__SHORT EXERCISE__
Pictures stay out of your copy, but everything else in the records below must be repeated exactly.

__STORED ROWS__
## Begin

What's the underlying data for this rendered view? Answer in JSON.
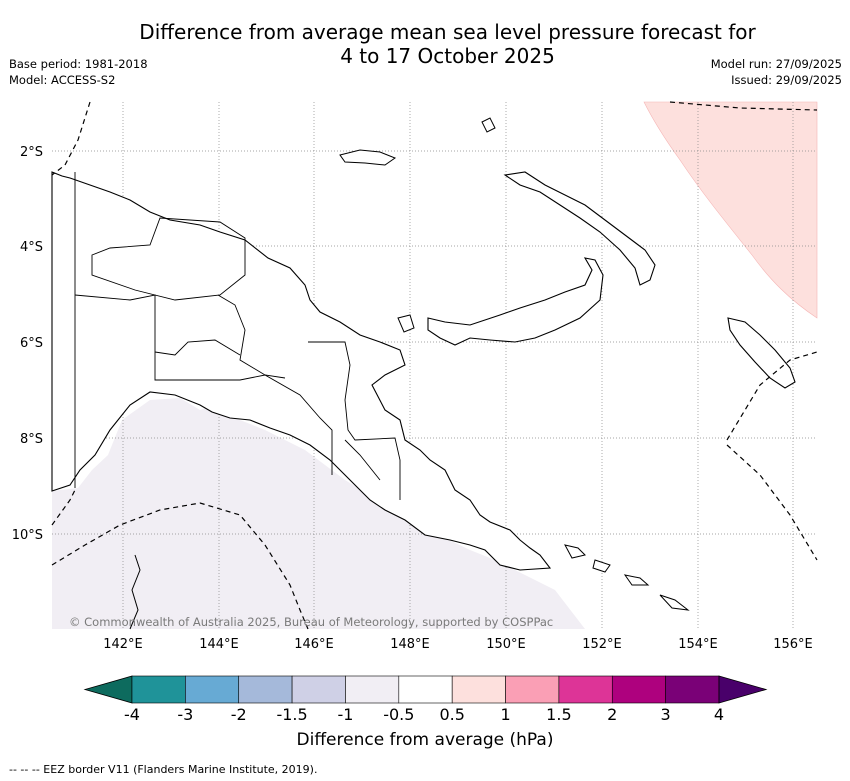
{
  "header": {
    "title_line1": "Difference from average mean sea level pressure forecast for",
    "title_line2": "4 to 17 October 2025",
    "base_period": "Base period: 1981-2018",
    "model": "Model: ACCESS-S2",
    "model_run": "Model run: 27/09/2025",
    "issued": "Issued: 29/09/2025"
  },
  "map": {
    "region": "Papua New Guinea",
    "lat_labels": [
      "2°S",
      "4°S",
      "6°S",
      "8°S",
      "10°S"
    ],
    "lon_labels": [
      "142°E",
      "144°E",
      "146°E",
      "148°E",
      "150°E",
      "152°E",
      "154°E",
      "156°E"
    ],
    "copyright": "© Commonwealth of Australia 2025, Bureau of Meteorology, supported by COSPPac",
    "shaded_areas": [
      {
        "category": "0.5 to 1",
        "location": "north-east of New Ireland"
      },
      {
        "category": "-1 to -0.5",
        "location": "southern Gulf of Papua / Torres Strait"
      }
    ],
    "land_color": "#ffffff",
    "coast_color": "#000000"
  },
  "colorbar": {
    "label": "Difference from average (hPa)",
    "ticks": [
      "-4",
      "-3",
      "-2",
      "-1.5",
      "-1",
      "-0.5",
      "0.5",
      "1",
      "1.5",
      "2",
      "3",
      "4"
    ],
    "colors": [
      "#0d6b5e",
      "#1f9399",
      "#67aad4",
      "#a5b9da",
      "#cfd0e6",
      "#f1eef4",
      "#ffffff",
      "#fde0dd",
      "#fa9fb5",
      "#dd3497",
      "#ae017e",
      "#7a0177",
      "#49006a"
    ]
  },
  "footnote": "-- -- -- EEZ border V11 (Flanders Marine Institute, 2019)."
}
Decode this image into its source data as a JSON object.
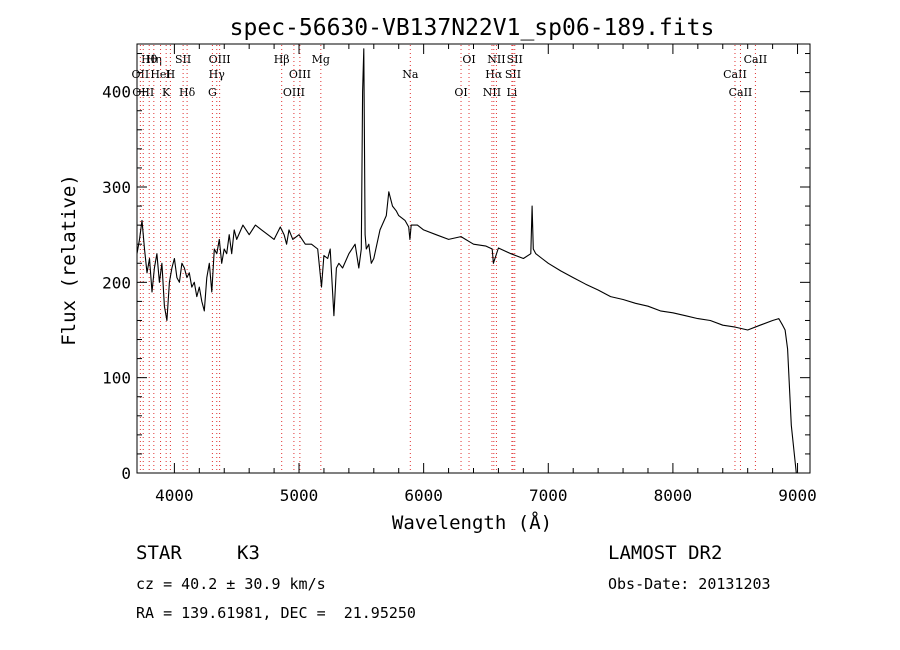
{
  "chart_data": {
    "type": "line",
    "title": "spec-56630-VB137N22V1_sp06-189.fits",
    "xlabel": "Wavelength (Å)",
    "ylabel": "Flux (relative)",
    "xlim": [
      3700,
      9100
    ],
    "ylim": [
      0,
      450
    ],
    "xticks": [
      4000,
      5000,
      6000,
      7000,
      8000,
      9000
    ],
    "yticks": [
      0,
      100,
      200,
      300,
      400
    ],
    "grid": false,
    "series": [
      {
        "color": "#000000",
        "x": [
          3700,
          3720,
          3740,
          3760,
          3780,
          3800,
          3820,
          3840,
          3860,
          3880,
          3900,
          3920,
          3940,
          3960,
          3980,
          4000,
          4020,
          4040,
          4060,
          4080,
          4100,
          4120,
          4140,
          4160,
          4180,
          4200,
          4220,
          4240,
          4260,
          4280,
          4300,
          4320,
          4340,
          4360,
          4380,
          4400,
          4420,
          4440,
          4460,
          4480,
          4500,
          4550,
          4600,
          4650,
          4700,
          4750,
          4800,
          4850,
          4880,
          4900,
          4920,
          4950,
          5000,
          5050,
          5100,
          5150,
          5180,
          5200,
          5230,
          5250,
          5280,
          5300,
          5320,
          5350,
          5400,
          5450,
          5480,
          5500,
          5510,
          5520,
          5530,
          5540,
          5560,
          5580,
          5600,
          5650,
          5700,
          5720,
          5750,
          5780,
          5800,
          5850,
          5880,
          5890,
          5900,
          5950,
          6000,
          6100,
          6200,
          6300,
          6400,
          6500,
          6550,
          6560,
          6600,
          6700,
          6800,
          6860,
          6870,
          6880,
          6900,
          6950,
          7000,
          7100,
          7200,
          7300,
          7400,
          7500,
          7600,
          7700,
          7800,
          7900,
          8000,
          8100,
          8200,
          8300,
          8400,
          8500,
          8600,
          8700,
          8800,
          8850,
          8880,
          8900,
          8920,
          8950,
          8990,
          9000
        ],
        "y": [
          230,
          245,
          265,
          235,
          210,
          225,
          190,
          215,
          230,
          200,
          220,
          175,
          160,
          200,
          215,
          225,
          205,
          200,
          220,
          215,
          205,
          210,
          195,
          200,
          185,
          195,
          180,
          170,
          205,
          220,
          190,
          235,
          230,
          245,
          220,
          235,
          230,
          250,
          230,
          255,
          245,
          260,
          250,
          260,
          255,
          250,
          245,
          258,
          250,
          240,
          255,
          245,
          250,
          240,
          240,
          235,
          195,
          228,
          225,
          235,
          165,
          215,
          220,
          215,
          230,
          240,
          215,
          235,
          400,
          445,
          250,
          235,
          240,
          220,
          225,
          255,
          270,
          295,
          280,
          275,
          270,
          265,
          258,
          245,
          260,
          260,
          255,
          250,
          245,
          248,
          240,
          238,
          235,
          220,
          236,
          230,
          225,
          230,
          280,
          235,
          230,
          225,
          220,
          212,
          205,
          198,
          192,
          185,
          182,
          178,
          175,
          170,
          168,
          165,
          162,
          160,
          155,
          153,
          150,
          155,
          160,
          162,
          155,
          150,
          130,
          50,
          0,
          0
        ]
      }
    ],
    "line_marks": [
      {
        "label": "Hθ",
        "x": 3798
      },
      {
        "label": "OII",
        "x": 3727
      },
      {
        "label": "OIII",
        "x": 3750
      },
      {
        "label": "Hη",
        "x": 3835
      },
      {
        "label": "HeI",
        "x": 3889
      },
      {
        "label": "K",
        "x": 3934
      },
      {
        "label": "SII",
        "x": 4070
      },
      {
        "label": "H",
        "x": 3968
      },
      {
        "label": "Hδ",
        "x": 4102
      },
      {
        "label": "OIII",
        "x": 4363
      },
      {
        "label": "Hγ",
        "x": 4340
      },
      {
        "label": "G",
        "x": 4305
      },
      {
        "label": "Hβ",
        "x": 4861
      },
      {
        "label": "OIII",
        "x": 5007
      },
      {
        "label": "OIII",
        "x": 4959
      },
      {
        "label": "Mg",
        "x": 5175
      },
      {
        "label": "Na",
        "x": 5893
      },
      {
        "label": "OI",
        "x": 6300
      },
      {
        "label": "OI",
        "x": 6364
      },
      {
        "label": "Hα",
        "x": 6563
      },
      {
        "label": "NII",
        "x": 6548
      },
      {
        "label": "NII",
        "x": 6584
      },
      {
        "label": "SII",
        "x": 6717
      },
      {
        "label": "Li",
        "x": 6708
      },
      {
        "label": "SII",
        "x": 6731
      },
      {
        "label": "CaII",
        "x": 8498
      },
      {
        "label": "CaII",
        "x": 8542
      },
      {
        "label": "CaII",
        "x": 8662
      }
    ]
  },
  "info": {
    "class": "STAR",
    "subclass": "K3",
    "survey": "LAMOST DR2",
    "cz": "cz = 40.2 ± 30.9 km/s",
    "obsdate": "Obs-Date: 20131203",
    "radec": "RA = 139.61981, DEC =  21.95250"
  }
}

## End

__FINISHED EXERCISE__
What's the underlying data for this rendered view? Answer in JSON.
{
  "header": {
    "title_line1": "Difference from average mean sea level pressure forecast for",
    "title_line2": "4 to 17 October 2025",
    "base_period": "Base period: 1981-2018",
    "model": "Model: ACCESS-S2",
    "model_run": "Model run: 27/09/2025",
    "issued": "Issued: 29/09/2025"
  },
  "map": {
    "region": "Papua New Guinea",
    "lat_labels": [
      "2°S",
      "4°S",
      "6°S",
      "8°S",
      "10°S"
    ],
    "lon_labels": [
      "142°E",
      "144°E",
      "146°E",
      "148°E",
      "150°E",
      "152°E",
      "154°E",
      "156°E"
    ],
    "copyright": "© Commonwealth of Australia 2025, Bureau of Meteorology, supported by COSPPac",
    "shaded_areas": [
      {
        "category": "0.5 to 1",
        "location": "north-east of New Ireland"
      },
      {
        "category": "-1 to -0.5",
        "location": "southern Gulf of Papua / Torres Strait"
      }
    ],
    "land_color": "#ffffff",
    "coast_color": "#000000"
  },
  "colorbar": {
    "label": "Difference from average (hPa)",
    "ticks": [
      "-4",
      "-3",
      "-2",
      "-1.5",
      "-1",
      "-0.5",
      "0.5",
      "1",
      "1.5",
      "2",
      "3",
      "4"
    ],
    "colors": [
      "#0d6b5e",
      "#1f9399",
      "#67aad4",
      "#a5b9da",
      "#cfd0e6",
      "#f1eef4",
      "#ffffff",
      "#fde0dd",
      "#fa9fb5",
      "#dd3497",
      "#ae017e",
      "#7a0177",
      "#49006a"
    ]
  },
  "footnote": "-- -- -- EEZ border V11 (Flanders Marine Institute, 2019)."
}
Decode this image into its source data as a JSON object.
{
  "chart_data": {
    "type": "line",
    "title": "spec-56630-VB137N22V1_sp06-189.fits",
    "xlabel": "Wavelength (Å)",
    "ylabel": "Flux (relative)",
    "xlim": [
      3700,
      9100
    ],
    "ylim": [
      0,
      450
    ],
    "xticks": [
      4000,
      5000,
      6000,
      7000,
      8000,
      9000
    ],
    "yticks": [
      0,
      100,
      200,
      300,
      400
    ],
    "grid": false,
    "series": [
      {
        "color": "#000000",
        "x": [
          3700,
          3720,
          3740,
          3760,
          3780,
          3800,
          3820,
          3840,
          3860,
          3880,
          3900,
          3920,
          3940,
          3960,
          3980,
          4000,
          4020,
          4040,
          4060,
          4080,
          4100,
          4120,
          4140,
          4160,
          4180,
          4200,
          4220,
          4240,
          4260,
          4280,
          4300,
          4320,
          4340,
          4360,
          4380,
          4400,
          4420,
          4440,
          4460,
          4480,
          4500,
          4550,
          4600,
          4650,
          4700,
          4750,
          4800,
          4850,
          4880,
          4900,
          4920,
          4950,
          5000,
          5050,
          5100,
          5150,
          5180,
          5200,
          5230,
          5250,
          5280,
          5300,
          5320,
          5350,
          5400,
          5450,
          5480,
          5500,
          5510,
          5520,
          5530,
          5540,
          5560,
          5580,
          5600,
          5650,
          5700,
          5720,
          5750,
          5780,
          5800,
          5850,
          5880,
          5890,
          5900,
          5950,
          6000,
          6100,
          6200,
          6300,
          6400,
          6500,
          6550,
          6560,
          6600,
          6700,
          6800,
          6860,
          6870,
          6880,
          6900,
          6950,
          7000,
          7100,
          7200,
          7300,
          7400,
          7500,
          7600,
          7700,
          7800,
          7900,
          8000,
          8100,
          8200,
          8300,
          8400,
          8500,
          8600,
          8700,
          8800,
          8850,
          8880,
          8900,
          8920,
          8950,
          8990,
          9000
        ],
        "y": [
          230,
          245,
          265,
          235,
          210,
          225,
          190,
          215,
          230,
          200,
          220,
          175,
          160,
          200,
          215,
          225,
          205,
          200,
          220,
          215,
          205,
          210,
          195,
          200,
          185,
          195,
          180,
          170,
          205,
          220,
          190,
          235,
          230,
          245,
          220,
          235,
          230,
          250,
          230,
          255,
          245,
          260,
          250,
          260,
          255,
          250,
          245,
          258,
          250,
          240,
          255,
          245,
          250,
          240,
          240,
          235,
          195,
          228,
          225,
          235,
          165,
          215,
          220,
          215,
          230,
          240,
          215,
          235,
          400,
          445,
          250,
          235,
          240,
          220,
          225,
          255,
          270,
          295,
          280,
          275,
          270,
          265,
          258,
          245,
          260,
          260,
          255,
          250,
          245,
          248,
          240,
          238,
          235,
          220,
          236,
          230,
          225,
          230,
          280,
          235,
          230,
          225,
          220,
          212,
          205,
          198,
          192,
          185,
          182,
          178,
          175,
          170,
          168,
          165,
          162,
          160,
          155,
          153,
          150,
          155,
          160,
          162,
          155,
          150,
          130,
          50,
          0,
          0
        ]
      }
    ],
    "line_marks": [
      {
        "label": "Hθ",
        "x": 3798
      },
      {
        "label": "OII",
        "x": 3727
      },
      {
        "label": "OIII",
        "x": 3750
      },
      {
        "label": "Hη",
        "x": 3835
      },
      {
        "label": "HeI",
        "x": 3889
      },
      {
        "label": "K",
        "x": 3934
      },
      {
        "label": "SII",
        "x": 4070
      },
      {
        "label": "H",
        "x": 3968
      },
      {
        "label": "Hδ",
        "x": 4102
      },
      {
        "label": "OIII",
        "x": 4363
      },
      {
        "label": "Hγ",
        "x": 4340
      },
      {
        "label": "G",
        "x": 4305
      },
      {
        "label": "Hβ",
        "x": 4861
      },
      {
        "label": "OIII",
        "x": 5007
      },
      {
        "label": "OIII",
        "x": 4959
      },
      {
        "label": "Mg",
        "x": 5175
      },
      {
        "label": "Na",
        "x": 5893
      },
      {
        "label": "OI",
        "x": 6300
      },
      {
        "label": "OI",
        "x": 6364
      },
      {
        "label": "Hα",
        "x": 6563
      },
      {
        "label": "NII",
        "x": 6548
      },
      {
        "label": "NII",
        "x": 6584
      },
      {
        "label": "SII",
        "x": 6717
      },
      {
        "label": "Li",
        "x": 6708
      },
      {
        "label": "SII",
        "x": 6731
      },
      {
        "label": "CaII",
        "x": 8498
      },
      {
        "label": "CaII",
        "x": 8542
      },
      {
        "label": "CaII",
        "x": 8662
      }
    ]
  },
  "info": {
    "class": "STAR",
    "subclass": "K3",
    "survey": "LAMOST DR2",
    "cz": "cz = 40.2 ± 30.9 km/s",
    "obsdate": "Obs-Date: 20131203",
    "radec": "RA = 139.61981, DEC =  21.95250"
  }
}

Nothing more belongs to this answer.